> Exercise input:

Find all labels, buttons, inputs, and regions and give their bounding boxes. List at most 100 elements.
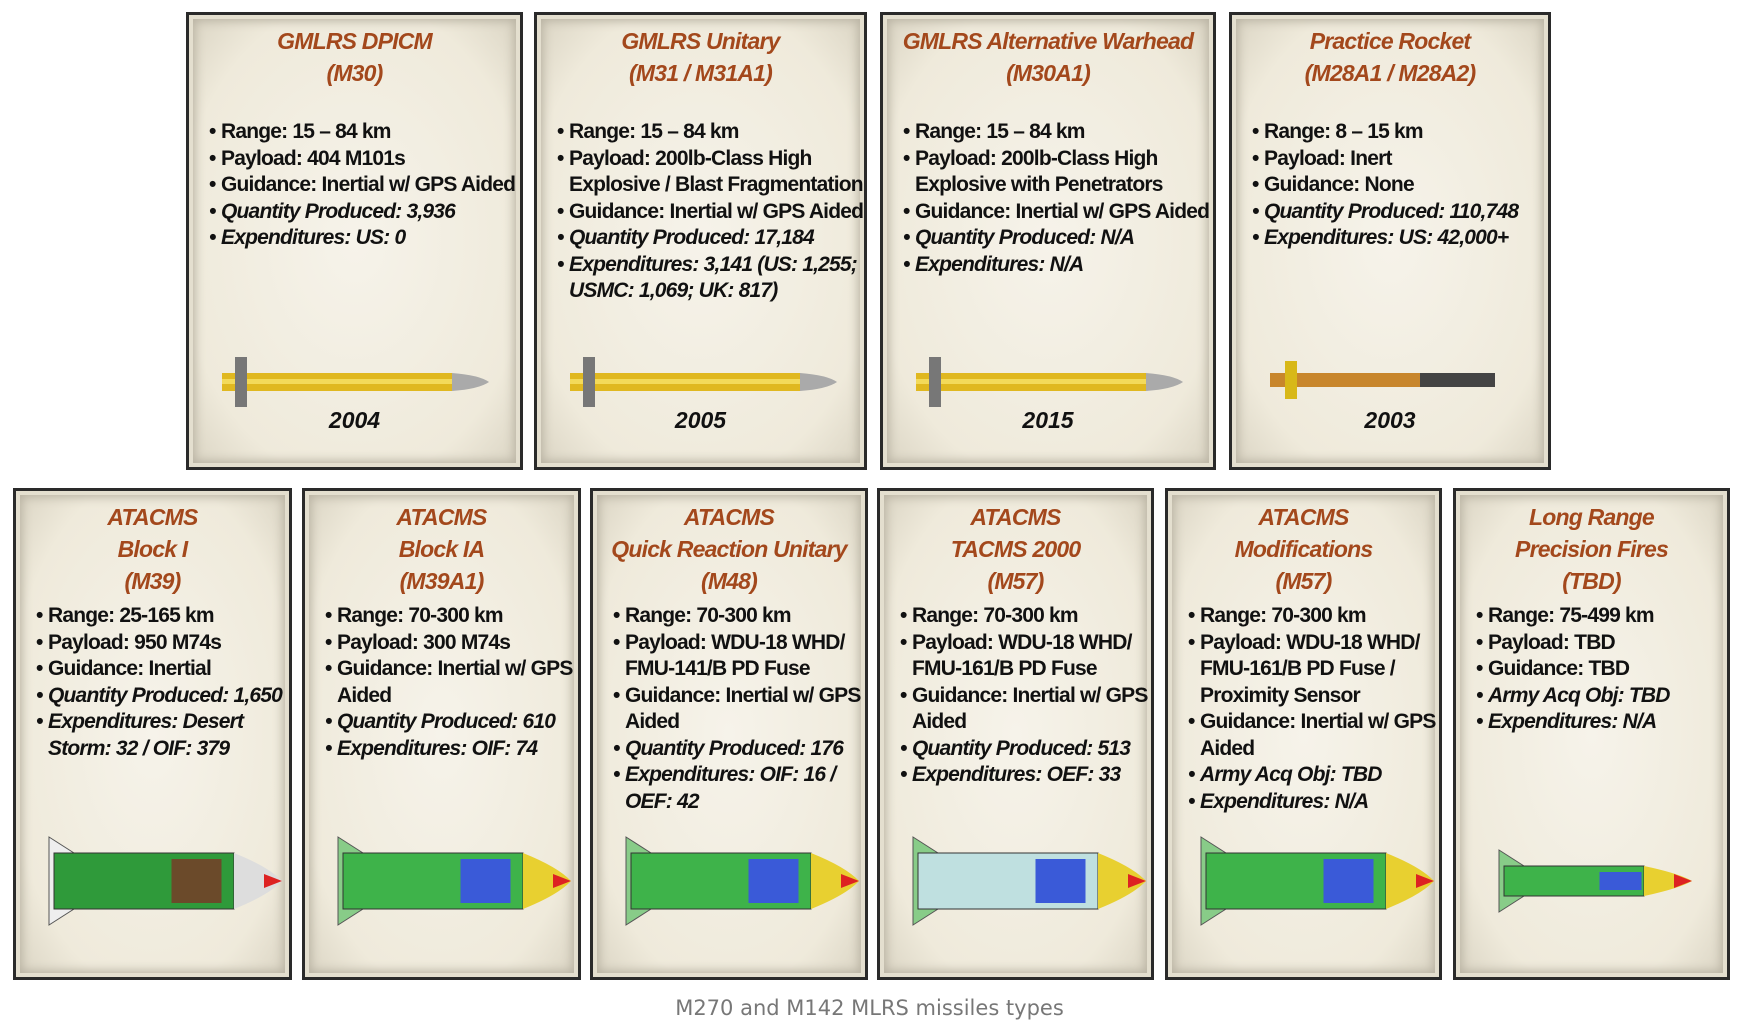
card-title-line: (M28A1 / M28A2) — [1304, 60, 1477, 86]
spec-item: Expenditures: OEF: 33 — [900, 762, 1151, 789]
missile-card: ATACMS Modifications (M57) Range: 70-300 km… — [1165, 488, 1442, 980]
prsm-missile-icon — [1484, 836, 1694, 931]
spec-list: Range: 70-300 kmPayload: WDU-18 WHD/ FMU… — [1168, 603, 1439, 815]
card-title-line: (M48) — [700, 568, 758, 594]
card-title-line: ATACMS — [683, 504, 775, 530]
spec-list: Range: 70-300 kmPayload: WDU-18 WHD/ FMU… — [593, 603, 865, 815]
spec-item: Guidance: Inertial w/ GPS Aided — [1188, 709, 1439, 762]
spec-item: Expenditures: 3,141 (US: 1,255; USMC: 1,… — [557, 252, 864, 305]
card-title-line: (M39) — [124, 568, 181, 594]
spec-item: Range: 15 – 84 km — [209, 119, 520, 146]
missile-card: ATACMS Quick Reaction Unitary (M48) Range: … — [590, 488, 868, 980]
spec-item: Expenditures: US: 0 — [209, 225, 520, 252]
card-title-line: TACMS 2000 — [950, 536, 1081, 562]
spec-item: Quantity Produced: 3,936 — [209, 199, 520, 226]
spec-item: Range: 15 – 84 km — [557, 119, 864, 146]
spec-item: Quantity Produced: 176 — [613, 736, 865, 763]
card-title-line: (M30A1) — [1006, 60, 1091, 86]
spec-item: Quantity Produced: 513 — [900, 736, 1151, 763]
spec-item: Army Acq Obj: TBD — [1476, 683, 1727, 710]
spec-item: Range: 8 – 15 km — [1252, 119, 1548, 146]
card-title-line: (M57) — [987, 568, 1044, 594]
spec-item: Range: 15 – 84 km — [903, 119, 1213, 146]
atacms-missile-icon — [34, 836, 284, 931]
spec-item: Expenditures: US: 42,000+ — [1252, 225, 1548, 252]
missile-card: Practice Rocket (M28A1 / M28A2) Range: 8 –… — [1229, 12, 1551, 470]
card-title-line: ATACMS — [1258, 504, 1349, 530]
card-title: ATACMS Quick Reaction Unitary (M48) — [593, 501, 865, 597]
spec-list: Range: 25-165 kmPayload: 950 M74sGuidanc… — [16, 603, 289, 762]
spec-item: Quantity Produced: 610 — [325, 709, 578, 736]
card-title-line: (TBD) — [1562, 568, 1621, 594]
practice-rocket-icon — [1260, 355, 1500, 410]
spec-item: Range: 70-300 km — [613, 603, 865, 630]
missile-card: Long Range Precision Fires (TBD) Range: 75-… — [1453, 488, 1730, 980]
card-title-line: (M39A1) — [399, 568, 485, 594]
spec-item: Payload: WDU-18 WHD/ FMU-161/B PD Fuse /… — [1188, 630, 1439, 710]
card-title: ATACMS Modifications (M57) — [1168, 501, 1439, 597]
spec-item: Range: 70-300 km — [900, 603, 1151, 630]
year-label: 2015 — [1022, 407, 1074, 433]
spec-item: Expenditures: OIF: 16 / OEF: 42 — [613, 762, 865, 815]
missile-card: ATACMS TACMS 2000 (M57) Range: 70-300 kmPay… — [877, 488, 1154, 980]
spec-item: Payload: 950 M74s — [36, 630, 289, 657]
missile-card: GMLRS DPICM (M30) Range: 15 – 84 kmPayload… — [186, 12, 523, 470]
spec-list: Range: 70-300 kmPayload: 300 M74sGuidanc… — [305, 603, 578, 762]
spec-item: Expenditures: N/A — [1188, 789, 1439, 816]
year-label: 2003 — [1364, 407, 1416, 433]
missile-card: GMLRS Alternative Warhead (M30A1) Range: 1… — [880, 12, 1216, 470]
missile-card: GMLRS Unitary (M31 / M31A1) Range: 15 – 84… — [534, 12, 867, 470]
spec-item: Range: 70-300 km — [1188, 603, 1439, 630]
card-title-line: (M57) — [1275, 568, 1332, 594]
spec-item: Expenditures: Desert Storm: 32 / OIF: 37… — [36, 709, 289, 762]
spec-item: Guidance: Inertial w/ GPS Aided — [325, 656, 578, 709]
card-title-line: GMLRS Alternative Warhead — [902, 28, 1194, 54]
spec-item: Payload: 200lb-Class High Explosive / Bl… — [557, 146, 864, 199]
card-title-line: GMLRS Unitary — [621, 28, 780, 54]
spec-item: Range: 70-300 km — [325, 603, 578, 630]
card-title: GMLRS DPICM (M30) — [189, 25, 520, 89]
card-title-line: Practice Rocket — [1309, 28, 1471, 54]
spec-item: Expenditures: OIF: 74 — [325, 736, 578, 763]
card-title-line: ATACMS — [970, 504, 1061, 530]
spec-item: Range: 75-499 km — [1476, 603, 1727, 630]
spec-item: Expenditures: N/A — [903, 252, 1213, 279]
spec-item: Quantity Produced: 17,184 — [557, 225, 864, 252]
figure-caption: M270 and M142 MLRS missiles types — [675, 996, 1064, 1020]
missile-card: ATACMS Block I (M39) Range: 25-165 kmPayloa… — [13, 488, 292, 980]
card-title-line: GMLRS DPICM — [277, 28, 433, 54]
card-title-line: Quick Reaction Unitary — [611, 536, 847, 562]
spec-item: Quantity Produced: N/A — [903, 225, 1213, 252]
spec-item: Guidance: Inertial w/ GPS Aided — [209, 172, 520, 199]
spec-item: Army Acq Obj: TBD — [1188, 762, 1439, 789]
card-title: ATACMS Block IA (M39A1) — [305, 501, 578, 597]
card-title: GMLRS Unitary (M31 / M31A1) — [537, 25, 864, 89]
spec-item: Payload: 300 M74s — [325, 630, 578, 657]
spec-item: Payload: Inert — [1252, 146, 1548, 173]
spec-item: Quantity Produced: 110,748 — [1252, 199, 1548, 226]
spec-list: Range: 8 – 15 kmPayload: InertGuidance: … — [1232, 119, 1548, 252]
spec-list: Range: 15 – 84 kmPayload: 404 M101sGuida… — [189, 119, 520, 252]
card-title-line: Modifications — [1234, 536, 1374, 562]
spec-item: Guidance: Inertial w/ GPS Aided — [557, 199, 864, 226]
spec-list: Range: 75-499 kmPayload: TBDGuidance: TB… — [1456, 603, 1727, 736]
missile-card: ATACMS Block IA (M39A1) Range: 70-300 kmPay… — [302, 488, 581, 980]
spec-item: Payload: WDU-18 WHD/ FMU-141/B PD Fuse — [613, 630, 865, 683]
gmlrs-rocket-icon — [565, 355, 845, 414]
card-title: Practice Rocket (M28A1 / M28A2) — [1232, 25, 1548, 89]
spec-list: Range: 70-300 kmPayload: WDU-18 WHD/ FMU… — [880, 603, 1151, 789]
card-title-line: (M30) — [326, 60, 383, 86]
card-title: Long Range Precision Fires (TBD) — [1456, 501, 1727, 597]
spec-list: Range: 15 – 84 kmPayload: 200lb-Class Hi… — [537, 119, 864, 305]
spec-item: Payload: 200lb-Class High Explosive with… — [903, 146, 1213, 199]
spec-item: Payload: 404 M101s — [209, 146, 520, 173]
card-title: ATACMS Block I (M39) — [16, 501, 289, 597]
card-title-line: Block I — [117, 536, 189, 562]
spec-item: Guidance: Inertial — [36, 656, 289, 683]
card-title-line: ATACMS — [396, 504, 487, 530]
gmlrs-rocket-icon — [911, 355, 1191, 414]
card-title-line: Precision Fires — [1515, 536, 1669, 562]
card-title-line: Block IA — [398, 536, 485, 562]
atacms-missile-icon — [611, 836, 861, 931]
spec-item: Expenditures: N/A — [1476, 709, 1727, 736]
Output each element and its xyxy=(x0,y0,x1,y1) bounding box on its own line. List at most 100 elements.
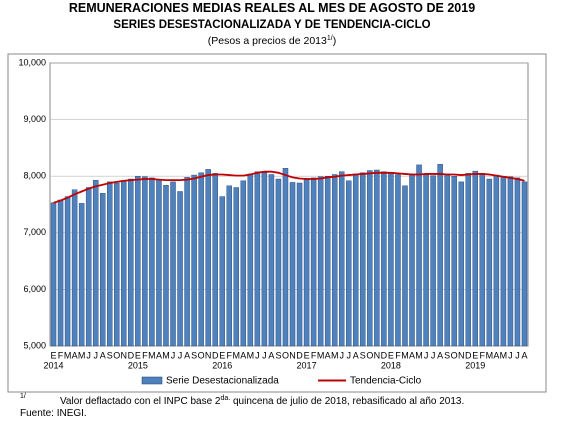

> Your instructions:
Please copy out every line of the items above exactly, leaving the pictures out of your answer.

> Response to this task:
Find all labels, buttons, inputs, and regions and give their bounding boxes. List at most 100 elements.
card-title-line: (M28A1 / M28A2) — [1304, 60, 1477, 86]
spec-item: Expenditures: OEF: 33 — [900, 762, 1151, 789]
missile-card: ATACMS Modifications (M57) Range: 70-300 km… — [1165, 488, 1442, 980]
prsm-missile-icon — [1484, 836, 1694, 931]
spec-list: Range: 70-300 kmPayload: WDU-18 WHD/ FMU… — [1168, 603, 1439, 815]
card-title-line: (M48) — [700, 568, 758, 594]
card-title-line: ATACMS — [683, 504, 775, 530]
spec-list: Range: 70-300 kmPayload: WDU-18 WHD/ FMU… — [593, 603, 865, 815]
spec-item: Guidance: Inertial w/ GPS Aided — [1188, 709, 1439, 762]
spec-item: Expenditures: 3,141 (US: 1,255; USMC: 1,… — [557, 252, 864, 305]
card-title-line: (M39) — [124, 568, 181, 594]
spec-item: Range: 15 – 84 km — [209, 119, 520, 146]
missile-card: ATACMS Quick Reaction Unitary (M48) Range: … — [590, 488, 868, 980]
spec-item: Expenditures: US: 0 — [209, 225, 520, 252]
card-title-line: TACMS 2000 — [950, 536, 1081, 562]
spec-item: Quantity Produced: 3,936 — [209, 199, 520, 226]
spec-item: Range: 15 – 84 km — [557, 119, 864, 146]
spec-item: Quantity Produced: 176 — [613, 736, 865, 763]
card-title-line: (M30A1) — [1006, 60, 1091, 86]
spec-item: Quantity Produced: 513 — [900, 736, 1151, 763]
spec-item: Army Acq Obj: TBD — [1476, 683, 1727, 710]
spec-item: Range: 8 – 15 km — [1252, 119, 1548, 146]
card-title-line: (M57) — [987, 568, 1044, 594]
spec-item: Range: 15 – 84 km — [903, 119, 1213, 146]
atacms-missile-icon — [34, 836, 284, 931]
spec-item: Expenditures: US: 42,000+ — [1252, 225, 1548, 252]
missile-card: Practice Rocket (M28A1 / M28A2) Range: 8 –… — [1229, 12, 1551, 470]
card-title-line: ATACMS — [1258, 504, 1349, 530]
card-title: ATACMS Quick Reaction Unitary (M48) — [593, 501, 865, 597]
spec-list: Range: 25-165 kmPayload: 950 M74sGuidanc… — [16, 603, 289, 762]
spec-item: Quantity Produced: 610 — [325, 709, 578, 736]
card-title-line: (TBD) — [1562, 568, 1621, 594]
practice-rocket-icon — [1260, 355, 1500, 410]
spec-item: Range: 70-300 km — [613, 603, 865, 630]
missile-card: Long Range Precision Fires (TBD) Range: 75-… — [1453, 488, 1730, 980]
card-title-line: (M39A1) — [399, 568, 485, 594]
spec-item: Payload: WDU-18 WHD/ FMU-161/B PD Fuse /… — [1188, 630, 1439, 710]
card-title: ATACMS Modifications (M57) — [1168, 501, 1439, 597]
spec-item: Range: 70-300 km — [900, 603, 1151, 630]
year-label: 2015 — [1022, 407, 1074, 433]
spec-item: Expenditures: OIF: 16 / OEF: 42 — [613, 762, 865, 815]
missile-card: ATACMS TACMS 2000 (M57) Range: 70-300 kmPay… — [877, 488, 1154, 980]
spec-item: Payload: 950 M74s — [36, 630, 289, 657]
missile-card: GMLRS DPICM (M30) Range: 15 – 84 kmPayload… — [186, 12, 523, 470]
spec-list: Range: 70-300 kmPayload: 300 M74sGuidanc… — [305, 603, 578, 762]
spec-item: Expenditures: N/A — [1188, 789, 1439, 816]
year-label: 2003 — [1364, 407, 1416, 433]
missile-card: GMLRS Alternative Warhead (M30A1) Range: 1… — [880, 12, 1216, 470]
missile-card: GMLRS Unitary (M31 / M31A1) Range: 15 – 84… — [534, 12, 867, 470]
spec-item: Range: 70-300 km — [1188, 603, 1439, 630]
card-title-line: (M57) — [1275, 568, 1332, 594]
spec-item: Expenditures: Desert Storm: 32 / OIF: 37… — [36, 709, 289, 762]
spec-item: Guidance: Inertial w/ GPS Aided — [325, 656, 578, 709]
card-title-line: GMLRS Alternative Warhead — [902, 28, 1194, 54]
spec-item: Payload: 200lb-Class High Explosive / Bl… — [557, 146, 864, 199]
card-title-line: GMLRS Unitary — [621, 28, 780, 54]
spec-item: Range: 70-300 km — [325, 603, 578, 630]
card-title: GMLRS DPICM (M30) — [189, 25, 520, 89]
card-title-line: Practice Rocket — [1309, 28, 1471, 54]
spec-item: Expenditures: OIF: 74 — [325, 736, 578, 763]
card-title-line: ATACMS — [970, 504, 1061, 530]
spec-item: Range: 75-499 km — [1476, 603, 1727, 630]
spec-item: Expenditures: N/A — [903, 252, 1213, 279]
spec-item: Quantity Produced: 17,184 — [557, 225, 864, 252]
figure-caption: M270 and M142 MLRS missiles types — [675, 996, 1064, 1020]
missile-card: ATACMS Block I (M39) Range: 25-165 kmPayloa… — [13, 488, 292, 980]
card-title-line: GMLRS DPICM — [277, 28, 433, 54]
card-title-line: Quick Reaction Unitary — [611, 536, 847, 562]
spec-item: Quantity Produced: N/A — [903, 225, 1213, 252]
spec-item: Guidance: Inertial w/ GPS Aided — [209, 172, 520, 199]
spec-item: Army Acq Obj: TBD — [1188, 762, 1439, 789]
card-title: ATACMS Block IA (M39A1) — [305, 501, 578, 597]
card-title: GMLRS Unitary (M31 / M31A1) — [537, 25, 864, 89]
spec-item: Payload: 300 M74s — [325, 630, 578, 657]
spec-item: Payload: Inert — [1252, 146, 1548, 173]
spec-item: Quantity Produced: 110,748 — [1252, 199, 1548, 226]
spec-list: Range: 8 – 15 kmPayload: InertGuidance: … — [1232, 119, 1548, 252]
spec-list: Range: 15 – 84 kmPayload: 404 M101sGuida… — [189, 119, 520, 252]
card-title-line: Modifications — [1234, 536, 1374, 562]
spec-item: Guidance: Inertial w/ GPS Aided — [557, 199, 864, 226]
spec-list: Range: 75-499 kmPayload: TBDGuidance: TB… — [1456, 603, 1727, 736]
missile-card: ATACMS Block IA (M39A1) Range: 70-300 kmPay… — [302, 488, 581, 980]
spec-item: Payload: WDU-18 WHD/ FMU-141/B PD Fuse — [613, 630, 865, 683]
gmlrs-rocket-icon — [565, 355, 845, 414]
card-title: Practice Rocket (M28A1 / M28A2) — [1232, 25, 1548, 89]
spec-list: Range: 70-300 kmPayload: WDU-18 WHD/ FMU… — [880, 603, 1151, 789]
card-title-line: (M30) — [326, 60, 383, 86]
card-title: Long Range Precision Fires (TBD) — [1456, 501, 1727, 597]
spec-list: Range: 15 – 84 kmPayload: 200lb-Class Hi… — [537, 119, 864, 305]
spec-item: Payload: 200lb-Class High Explosive with… — [903, 146, 1213, 199]
spec-item: Payload: 404 M101s — [209, 146, 520, 173]
card-title: ATACMS Block I (M39) — [16, 501, 289, 597]
card-title-line: Block I — [117, 536, 189, 562]
spec-item: Guidance: Inertial — [36, 656, 289, 683]
card-title-line: ATACMS — [396, 504, 487, 530]
gmlrs-rocket-icon — [911, 355, 1191, 414]
card-title-line: Precision Fires — [1515, 536, 1669, 562]
card-title-line: Block IA — [398, 536, 485, 562]
atacms-missile-icon — [611, 836, 861, 931]
spec-item: Expenditures: N/A — [1476, 709, 1727, 736]
Output each element and its xyxy=(x0,y0,x1,y1) bounding box on its own line. List at most 100 elements.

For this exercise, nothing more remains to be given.